AIM OF THE EXERCISE ->
Identify, in the records below, every line where the string "Position" appears, and copy each such line.
^^^^
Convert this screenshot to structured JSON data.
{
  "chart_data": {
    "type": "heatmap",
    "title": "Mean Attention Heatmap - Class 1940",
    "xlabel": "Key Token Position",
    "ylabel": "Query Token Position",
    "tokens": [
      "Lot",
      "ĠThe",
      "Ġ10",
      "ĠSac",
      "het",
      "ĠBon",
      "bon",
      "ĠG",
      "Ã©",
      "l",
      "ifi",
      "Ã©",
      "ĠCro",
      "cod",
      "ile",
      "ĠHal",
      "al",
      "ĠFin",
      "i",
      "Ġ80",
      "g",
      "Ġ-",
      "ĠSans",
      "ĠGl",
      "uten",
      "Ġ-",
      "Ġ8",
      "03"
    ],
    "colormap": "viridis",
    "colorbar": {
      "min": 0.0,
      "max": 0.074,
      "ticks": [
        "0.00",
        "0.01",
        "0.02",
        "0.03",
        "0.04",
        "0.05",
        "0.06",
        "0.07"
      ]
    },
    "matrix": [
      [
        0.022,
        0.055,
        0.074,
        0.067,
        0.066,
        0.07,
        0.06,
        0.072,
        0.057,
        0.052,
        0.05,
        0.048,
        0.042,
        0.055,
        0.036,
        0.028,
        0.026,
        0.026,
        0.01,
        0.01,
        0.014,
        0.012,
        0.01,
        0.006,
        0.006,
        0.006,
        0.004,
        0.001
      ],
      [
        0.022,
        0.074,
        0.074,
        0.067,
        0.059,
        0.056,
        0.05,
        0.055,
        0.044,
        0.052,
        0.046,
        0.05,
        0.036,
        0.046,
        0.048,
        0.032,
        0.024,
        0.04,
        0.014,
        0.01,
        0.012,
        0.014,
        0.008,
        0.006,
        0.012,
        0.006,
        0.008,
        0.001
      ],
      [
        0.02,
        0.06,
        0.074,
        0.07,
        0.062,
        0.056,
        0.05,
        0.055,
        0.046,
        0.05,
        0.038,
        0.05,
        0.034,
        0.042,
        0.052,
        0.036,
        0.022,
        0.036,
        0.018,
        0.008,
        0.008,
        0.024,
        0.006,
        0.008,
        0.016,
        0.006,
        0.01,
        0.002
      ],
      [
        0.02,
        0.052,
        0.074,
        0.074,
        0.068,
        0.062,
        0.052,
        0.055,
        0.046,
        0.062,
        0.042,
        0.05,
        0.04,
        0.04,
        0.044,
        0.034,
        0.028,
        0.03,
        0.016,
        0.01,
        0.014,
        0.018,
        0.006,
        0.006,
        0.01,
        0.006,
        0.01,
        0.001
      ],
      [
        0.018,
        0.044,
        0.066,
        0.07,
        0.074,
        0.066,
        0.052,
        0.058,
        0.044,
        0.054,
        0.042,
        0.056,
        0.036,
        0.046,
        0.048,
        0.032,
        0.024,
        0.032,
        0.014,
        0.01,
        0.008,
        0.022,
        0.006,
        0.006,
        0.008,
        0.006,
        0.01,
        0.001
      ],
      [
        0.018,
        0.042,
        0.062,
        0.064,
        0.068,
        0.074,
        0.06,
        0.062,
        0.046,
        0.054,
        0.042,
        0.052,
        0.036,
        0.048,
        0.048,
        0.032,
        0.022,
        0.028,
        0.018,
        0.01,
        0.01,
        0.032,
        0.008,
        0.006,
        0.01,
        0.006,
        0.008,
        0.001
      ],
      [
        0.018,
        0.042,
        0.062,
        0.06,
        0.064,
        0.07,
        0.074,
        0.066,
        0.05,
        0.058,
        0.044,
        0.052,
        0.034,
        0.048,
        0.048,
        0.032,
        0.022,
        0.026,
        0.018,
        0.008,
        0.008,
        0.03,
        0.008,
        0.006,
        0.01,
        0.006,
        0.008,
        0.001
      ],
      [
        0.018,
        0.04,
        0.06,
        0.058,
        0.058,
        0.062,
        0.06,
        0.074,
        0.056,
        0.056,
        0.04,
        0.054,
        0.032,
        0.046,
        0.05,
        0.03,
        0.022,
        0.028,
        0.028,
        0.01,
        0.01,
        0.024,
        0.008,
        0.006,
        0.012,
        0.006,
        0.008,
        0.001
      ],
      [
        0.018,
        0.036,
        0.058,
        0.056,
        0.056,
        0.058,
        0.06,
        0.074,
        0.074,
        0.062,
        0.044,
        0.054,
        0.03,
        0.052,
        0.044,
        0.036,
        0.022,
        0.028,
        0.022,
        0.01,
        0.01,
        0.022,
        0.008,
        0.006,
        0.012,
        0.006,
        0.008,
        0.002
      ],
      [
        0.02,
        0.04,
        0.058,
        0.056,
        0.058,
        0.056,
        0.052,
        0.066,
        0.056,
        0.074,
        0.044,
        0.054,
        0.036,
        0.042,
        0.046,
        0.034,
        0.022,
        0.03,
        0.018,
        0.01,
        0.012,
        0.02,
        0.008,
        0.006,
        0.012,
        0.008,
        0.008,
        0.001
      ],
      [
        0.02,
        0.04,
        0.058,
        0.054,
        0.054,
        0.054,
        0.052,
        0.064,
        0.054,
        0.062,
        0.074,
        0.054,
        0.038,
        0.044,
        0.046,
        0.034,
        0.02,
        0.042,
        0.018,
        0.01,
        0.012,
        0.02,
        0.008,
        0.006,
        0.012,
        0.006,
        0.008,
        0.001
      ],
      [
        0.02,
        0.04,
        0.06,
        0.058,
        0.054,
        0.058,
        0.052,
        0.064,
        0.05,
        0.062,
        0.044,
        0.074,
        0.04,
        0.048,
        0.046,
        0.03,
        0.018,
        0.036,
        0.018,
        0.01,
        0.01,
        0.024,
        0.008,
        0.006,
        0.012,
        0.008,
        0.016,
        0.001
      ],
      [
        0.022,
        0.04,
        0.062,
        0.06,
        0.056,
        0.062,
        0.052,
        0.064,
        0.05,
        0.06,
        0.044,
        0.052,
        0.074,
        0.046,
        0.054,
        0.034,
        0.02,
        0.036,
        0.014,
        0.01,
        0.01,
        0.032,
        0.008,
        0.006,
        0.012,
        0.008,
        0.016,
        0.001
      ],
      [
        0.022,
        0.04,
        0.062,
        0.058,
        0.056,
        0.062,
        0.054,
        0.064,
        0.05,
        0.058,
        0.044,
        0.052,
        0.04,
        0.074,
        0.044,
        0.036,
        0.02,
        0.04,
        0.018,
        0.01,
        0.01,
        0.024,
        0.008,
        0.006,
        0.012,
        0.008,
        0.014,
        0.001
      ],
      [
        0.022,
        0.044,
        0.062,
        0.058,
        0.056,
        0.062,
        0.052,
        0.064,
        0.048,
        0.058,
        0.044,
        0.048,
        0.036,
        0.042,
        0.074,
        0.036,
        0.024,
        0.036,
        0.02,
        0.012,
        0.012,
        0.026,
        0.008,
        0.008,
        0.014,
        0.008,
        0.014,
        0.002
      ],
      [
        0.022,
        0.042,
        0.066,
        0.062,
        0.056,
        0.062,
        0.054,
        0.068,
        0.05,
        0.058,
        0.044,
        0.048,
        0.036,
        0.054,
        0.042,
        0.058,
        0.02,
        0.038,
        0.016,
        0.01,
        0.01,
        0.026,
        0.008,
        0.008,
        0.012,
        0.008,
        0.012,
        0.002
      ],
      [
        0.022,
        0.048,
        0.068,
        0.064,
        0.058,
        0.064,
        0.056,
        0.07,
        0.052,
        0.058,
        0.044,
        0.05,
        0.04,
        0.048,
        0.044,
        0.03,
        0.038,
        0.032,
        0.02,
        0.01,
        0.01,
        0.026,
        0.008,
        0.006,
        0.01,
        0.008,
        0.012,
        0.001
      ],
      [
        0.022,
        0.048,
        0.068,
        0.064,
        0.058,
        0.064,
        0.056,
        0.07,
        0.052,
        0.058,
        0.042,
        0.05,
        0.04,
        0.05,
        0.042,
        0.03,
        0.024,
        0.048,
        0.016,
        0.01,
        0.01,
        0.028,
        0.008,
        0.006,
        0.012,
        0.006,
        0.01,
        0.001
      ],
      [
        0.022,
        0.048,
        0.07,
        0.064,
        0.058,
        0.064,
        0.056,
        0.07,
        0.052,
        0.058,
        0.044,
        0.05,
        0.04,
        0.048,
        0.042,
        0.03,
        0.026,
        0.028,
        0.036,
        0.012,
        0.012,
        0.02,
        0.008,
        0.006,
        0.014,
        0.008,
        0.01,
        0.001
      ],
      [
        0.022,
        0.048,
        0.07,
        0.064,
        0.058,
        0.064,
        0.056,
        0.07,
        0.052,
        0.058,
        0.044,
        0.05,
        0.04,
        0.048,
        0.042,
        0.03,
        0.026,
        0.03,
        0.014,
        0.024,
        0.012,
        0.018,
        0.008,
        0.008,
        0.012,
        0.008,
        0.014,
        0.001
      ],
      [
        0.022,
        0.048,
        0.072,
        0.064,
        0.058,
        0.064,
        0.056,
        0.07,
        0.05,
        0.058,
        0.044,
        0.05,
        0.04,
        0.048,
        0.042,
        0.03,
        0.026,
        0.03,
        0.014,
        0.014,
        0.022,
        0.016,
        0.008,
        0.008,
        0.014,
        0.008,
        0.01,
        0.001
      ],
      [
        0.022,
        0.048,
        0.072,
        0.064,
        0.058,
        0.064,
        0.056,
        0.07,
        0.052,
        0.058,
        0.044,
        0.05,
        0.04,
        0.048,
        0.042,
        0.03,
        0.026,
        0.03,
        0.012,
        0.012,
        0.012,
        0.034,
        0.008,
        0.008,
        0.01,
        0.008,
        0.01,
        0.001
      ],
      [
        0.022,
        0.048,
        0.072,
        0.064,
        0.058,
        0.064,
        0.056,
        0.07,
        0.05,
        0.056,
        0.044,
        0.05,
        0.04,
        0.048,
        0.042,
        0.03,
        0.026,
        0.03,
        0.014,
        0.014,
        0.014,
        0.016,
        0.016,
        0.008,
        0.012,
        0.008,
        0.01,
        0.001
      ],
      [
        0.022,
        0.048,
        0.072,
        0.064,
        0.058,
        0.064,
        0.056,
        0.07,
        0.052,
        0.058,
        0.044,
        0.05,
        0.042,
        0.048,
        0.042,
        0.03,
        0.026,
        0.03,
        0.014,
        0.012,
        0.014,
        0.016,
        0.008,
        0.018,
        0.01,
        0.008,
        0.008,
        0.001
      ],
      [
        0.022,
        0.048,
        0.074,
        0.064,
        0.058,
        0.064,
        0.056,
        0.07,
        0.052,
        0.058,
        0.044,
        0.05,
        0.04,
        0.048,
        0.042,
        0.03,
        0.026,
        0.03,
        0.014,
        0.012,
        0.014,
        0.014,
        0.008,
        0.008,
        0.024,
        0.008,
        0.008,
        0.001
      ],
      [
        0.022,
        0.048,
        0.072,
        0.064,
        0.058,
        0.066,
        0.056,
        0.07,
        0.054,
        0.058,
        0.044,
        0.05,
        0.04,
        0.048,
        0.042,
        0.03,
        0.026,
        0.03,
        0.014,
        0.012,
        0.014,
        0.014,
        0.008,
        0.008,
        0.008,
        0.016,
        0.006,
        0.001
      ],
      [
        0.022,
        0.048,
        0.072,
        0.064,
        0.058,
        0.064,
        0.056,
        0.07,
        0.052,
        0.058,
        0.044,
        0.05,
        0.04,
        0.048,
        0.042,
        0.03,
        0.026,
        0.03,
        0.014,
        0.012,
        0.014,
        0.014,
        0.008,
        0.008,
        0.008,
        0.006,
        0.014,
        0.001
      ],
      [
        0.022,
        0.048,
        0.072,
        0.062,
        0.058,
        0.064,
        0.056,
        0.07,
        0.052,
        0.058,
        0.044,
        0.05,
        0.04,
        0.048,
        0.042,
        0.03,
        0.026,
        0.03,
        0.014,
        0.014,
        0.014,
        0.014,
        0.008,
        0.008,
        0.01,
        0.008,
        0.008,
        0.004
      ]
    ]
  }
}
^^^^
EXPECTED ANSWER ->
    "xlabel": "Key Token Position",
    "ylabel": "Query Token Position",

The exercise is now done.